§ Extract to read
--

Re: [DISCUSS] Towards a leaner flink-dist

Posted by Timo Walther on
URL: http://deprecated-apache-flink-user-mailing-list-archive.369.s1.nabble.com/DISCUSS-Towards-a-leaner-flink-dist-tp25615p25688.html

+1 for Stephan's suggestion. For example, SQL connectors have never been
part of the main distribution and nobody complained about this so far. I
think what is more important than a big dist bundle is a helpful
"Downloads" page where users can easily find available filesystems,
connectors, metric repoters. Not everyone checks Maven central for
available JAR files. I just saw that we added a "Optional components"
section recently [1], we just need to make it more prominent. This is
also done for the SQL connectors and formats [2].

[1] https://flink.apache.org/downloads.html
[2]
https://ci.apache.org/projects/flink/flink-docs-release-1.7/dev/table/connect.html#dependencies

Regards,
Timo


Am 23.01.19 um 10:07 schrieb Ufuk Celebi:

> I like the idea of a leaner binary distribution. At the same time I
> agree with Jamie that the current binary is quite convenient and
> connection speeds should not be that big of a deal. Since the binary
> distribution is one of the first entry points for users, I'd like to
> keep it as user-friendly as possible.
>
> What do you think about building a lean distribution by default and a
> "full" distribution that still bundles all the optional dependencies
> for releases? (If you don't think that's feasible I'm still +1 to only
> go with the "lean dist" approach.)
>
> – Ufuk
>
> On Wed, Jan 23, 2019 at 9:36 AM Stephan Ewen <[hidden email]> wrote:
>> There are some points where a leaner approach could help.
>> There are many libraries and connectors that are currently being adding to
>> Flink, which makes the "include all" approach not completely feasible in
>> long run:
>>
>>    - Connectors: For a proper experience with the Shell/CLI (for example for
>> SQL) we need a lot of fat connector jars.
>>      These come often for multiple versions, which alone accounts for 100s
>> of MBs of connector jars.
>>    - The pre-bundled FileSystems are also on the verge of adding 100s of MBs
>> themselves.
>>    - The metric reporters are bit by bit growing as well.
>>
>> The following could be a compromise:
>>
>> The flink-dist would include
>>    - the core flink libraries (core, apis, runtime, etc.)
>>    - yarn / mesos  etc. adapters
>>    - examples (the examples should be a small set of self-contained programs
>> without additional dependencies)
>>    - default logging
>>    - default metric reporter (jmx)
>>    - shells (scala, sql)
>>
>> The flink-dist would NOT include the following libs (and these would be
>> offered for individual download)

--

Spatial annotation entries:
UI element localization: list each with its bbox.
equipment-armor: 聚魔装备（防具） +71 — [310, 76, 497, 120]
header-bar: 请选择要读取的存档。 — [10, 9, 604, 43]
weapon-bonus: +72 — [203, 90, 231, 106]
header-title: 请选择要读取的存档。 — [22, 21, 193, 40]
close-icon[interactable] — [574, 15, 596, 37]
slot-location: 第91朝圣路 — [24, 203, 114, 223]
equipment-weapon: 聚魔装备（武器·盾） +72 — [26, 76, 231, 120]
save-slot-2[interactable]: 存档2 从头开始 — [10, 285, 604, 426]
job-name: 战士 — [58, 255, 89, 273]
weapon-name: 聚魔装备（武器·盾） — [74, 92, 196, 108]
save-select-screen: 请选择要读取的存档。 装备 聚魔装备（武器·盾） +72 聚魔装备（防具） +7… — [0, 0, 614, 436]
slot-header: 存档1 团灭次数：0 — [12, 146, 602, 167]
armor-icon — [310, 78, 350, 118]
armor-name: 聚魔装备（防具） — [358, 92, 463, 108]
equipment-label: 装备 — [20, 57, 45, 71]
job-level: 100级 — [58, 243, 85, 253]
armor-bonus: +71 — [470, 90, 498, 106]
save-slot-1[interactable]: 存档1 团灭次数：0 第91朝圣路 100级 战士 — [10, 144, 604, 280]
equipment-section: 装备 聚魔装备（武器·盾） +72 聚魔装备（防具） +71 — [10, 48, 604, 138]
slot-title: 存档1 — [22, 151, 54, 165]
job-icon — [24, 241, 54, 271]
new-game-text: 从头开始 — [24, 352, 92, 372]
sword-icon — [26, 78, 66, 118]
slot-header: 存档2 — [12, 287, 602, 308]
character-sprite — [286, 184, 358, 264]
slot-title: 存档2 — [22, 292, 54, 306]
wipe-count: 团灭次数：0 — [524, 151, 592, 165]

--

§ Work to complete
Render this sentence from the mailing-list reply on a leaner flink-dist into Spanish: "Not everyone checks Maven central for available JAR files."

§ Response to the exercise
No todo el mundo consulta Maven central en busca de archivos JAR disponibles.